§ Stored records
□ □ □

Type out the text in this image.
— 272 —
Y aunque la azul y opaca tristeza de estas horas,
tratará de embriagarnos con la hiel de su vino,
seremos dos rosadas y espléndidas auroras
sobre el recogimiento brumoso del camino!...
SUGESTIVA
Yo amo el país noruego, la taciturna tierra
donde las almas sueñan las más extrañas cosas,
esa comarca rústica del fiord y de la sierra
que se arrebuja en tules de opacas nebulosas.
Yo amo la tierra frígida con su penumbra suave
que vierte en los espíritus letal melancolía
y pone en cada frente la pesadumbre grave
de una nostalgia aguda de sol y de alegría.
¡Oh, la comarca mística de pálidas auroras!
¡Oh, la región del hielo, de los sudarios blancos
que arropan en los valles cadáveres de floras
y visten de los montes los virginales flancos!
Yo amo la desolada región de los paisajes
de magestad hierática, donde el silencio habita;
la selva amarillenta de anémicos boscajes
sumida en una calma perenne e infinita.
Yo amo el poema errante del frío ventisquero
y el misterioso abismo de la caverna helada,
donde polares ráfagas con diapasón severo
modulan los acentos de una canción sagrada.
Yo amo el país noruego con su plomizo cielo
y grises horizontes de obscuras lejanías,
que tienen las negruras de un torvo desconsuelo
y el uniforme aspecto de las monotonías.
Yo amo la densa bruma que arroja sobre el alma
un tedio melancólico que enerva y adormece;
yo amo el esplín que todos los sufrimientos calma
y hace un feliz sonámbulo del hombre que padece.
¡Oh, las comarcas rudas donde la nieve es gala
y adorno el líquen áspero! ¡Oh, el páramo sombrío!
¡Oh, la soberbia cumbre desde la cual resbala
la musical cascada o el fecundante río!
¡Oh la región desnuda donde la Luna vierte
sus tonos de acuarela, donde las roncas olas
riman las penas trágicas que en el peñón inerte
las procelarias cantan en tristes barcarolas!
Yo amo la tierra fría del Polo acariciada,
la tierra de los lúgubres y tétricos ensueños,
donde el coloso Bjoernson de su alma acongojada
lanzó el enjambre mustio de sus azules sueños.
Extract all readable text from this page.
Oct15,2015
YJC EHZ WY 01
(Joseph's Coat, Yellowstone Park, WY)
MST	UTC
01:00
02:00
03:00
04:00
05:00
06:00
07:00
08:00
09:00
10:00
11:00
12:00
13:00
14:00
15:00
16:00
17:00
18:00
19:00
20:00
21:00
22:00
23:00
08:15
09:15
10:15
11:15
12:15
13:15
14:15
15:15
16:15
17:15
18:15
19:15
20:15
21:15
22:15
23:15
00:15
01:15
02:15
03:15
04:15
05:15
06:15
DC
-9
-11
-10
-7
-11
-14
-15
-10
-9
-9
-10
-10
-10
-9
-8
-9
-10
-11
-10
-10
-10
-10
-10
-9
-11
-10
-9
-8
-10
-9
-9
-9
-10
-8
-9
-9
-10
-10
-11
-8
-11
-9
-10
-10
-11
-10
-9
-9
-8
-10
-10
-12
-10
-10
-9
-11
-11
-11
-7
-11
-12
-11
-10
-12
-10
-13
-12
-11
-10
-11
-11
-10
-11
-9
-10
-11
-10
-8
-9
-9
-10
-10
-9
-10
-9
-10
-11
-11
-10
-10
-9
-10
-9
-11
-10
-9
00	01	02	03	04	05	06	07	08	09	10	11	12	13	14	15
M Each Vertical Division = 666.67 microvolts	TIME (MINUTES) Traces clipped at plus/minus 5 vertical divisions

□ □ □

§ TASK STATEMENT
Reproduce the data shown above exactly.

§ TASK OUTPUT
Type out the text in this image.
— 272 —
Y aunque la azul y opaca tristeza de estas horas,
tratará de embriagarnos con la hiel de su vino,
seremos dos rosadas y espléndidas auroras
sobre el recogimiento brumoso del camino!...
SUGESTIVA
Yo amo el país noruego, la taciturna tierra
donde las almas sueñan las más extrañas cosas,
esa comarca rústica del fiord y de la sierra
que se arrebuja en tules de opacas nebulosas.
Yo amo la tierra frígida con su penumbra suave
que vierte en los espíritus letal melancolía
y pone en cada frente la pesadumbre grave
de una nostalgia aguda de sol y de alegría.
¡Oh, la comarca mística de pálidas auroras!
¡Oh, la región del hielo, de los sudarios blancos
que arropan en los valles cadáveres de floras
y visten de los montes los virginales flancos!
Yo amo la desolada región de los paisajes
de magestad hierática, donde el silencio habita;
la selva amarillenta de anémicos boscajes
sumida en una calma perenne e infinita.
Yo amo el poema errante del frío ventisquero
y el misterioso abismo de la caverna helada,
donde polares ráfagas con diapasón severo
modulan los acentos de una canción sagrada.
Yo amo el país noruego con su plomizo cielo
y grises horizontes de obscuras lejanías,
que tienen las negruras de un torvo desconsuelo
y el uniforme aspecto de las monotonías.
Yo amo la densa bruma que arroja sobre el alma
un tedio melancólico que enerva y adormece;
yo amo el esplín que todos los sufrimientos calma
y hace un feliz sonámbulo del hombre que padece.
¡Oh, las comarcas rudas donde la nieve es gala
y adorno el líquen áspero! ¡Oh, el páramo sombrío!
¡Oh, la soberbia cumbre desde la cual resbala
la musical cascada o el fecundante río!
¡Oh la región desnuda donde la Luna vierte
sus tonos de acuarela, donde las roncas olas
riman las penas trágicas que en el peñón inerte
las procelarias cantan en tristes barcarolas!
Yo amo la tierra fría del Polo acariciada,
la tierra de los lúgubres y tétricos ensueños,
donde el coloso Bjoernson de su alma acongojada
lanzó el enjambre mustio de sus azules sueños.
Extract all readable text from this page.
Oct15,2015
YJC EHZ WY 01
(Joseph's Coat, Yellowstone Park, WY)
MST	UTC
01:00
02:00
03:00
04:00
05:00
06:00
07:00
08:00
09:00
10:00
11:00
12:00
13:00
14:00
15:00
16:00
17:00
18:00
19:00
20:00
21:00
22:00
23:00
08:15
09:15
10:15
11:15
12:15
13:15
14:15
15:15
16:15
17:15
18:15
19:15
20:15
21:15
22:15
23:15
00:15
01:15
02:15
03:15
04:15
05:15
06:15
DC
-9
-11
-10
-7
-11
-14
-15
-10
-9
-9
-10
-10
-10
-9
-8
-9
-10
-11
-10
-10
-10
-10
-10
-9
-11
-10
-9
-8
-10
-9
-9
-9
-10
-8
-9
-9
-10
-10
-11
-8
-11
-9
-10
-10
-11
-10
-9
-9
-8
-10
-10
-12
-10
-10
-9
-11
-11
-11
-7
-11
-12
-11
-10
-12
-10
-13
-12
-11
-10
-11
-11
-10
-11
-9
-10
-11
-10
-8
-9
-9
-10
-10
-9
-10
-9
-10
-11
-11
-10
-10
-9
-10
-9
-11
-10
-9
00	01	02	03	04	05	06	07	08	09	10	11	12	13	14	15
M Each Vertical Division = 666.67 microvolts	TIME (MINUTES) Traces clipped at plus/minus 5 vertical divisions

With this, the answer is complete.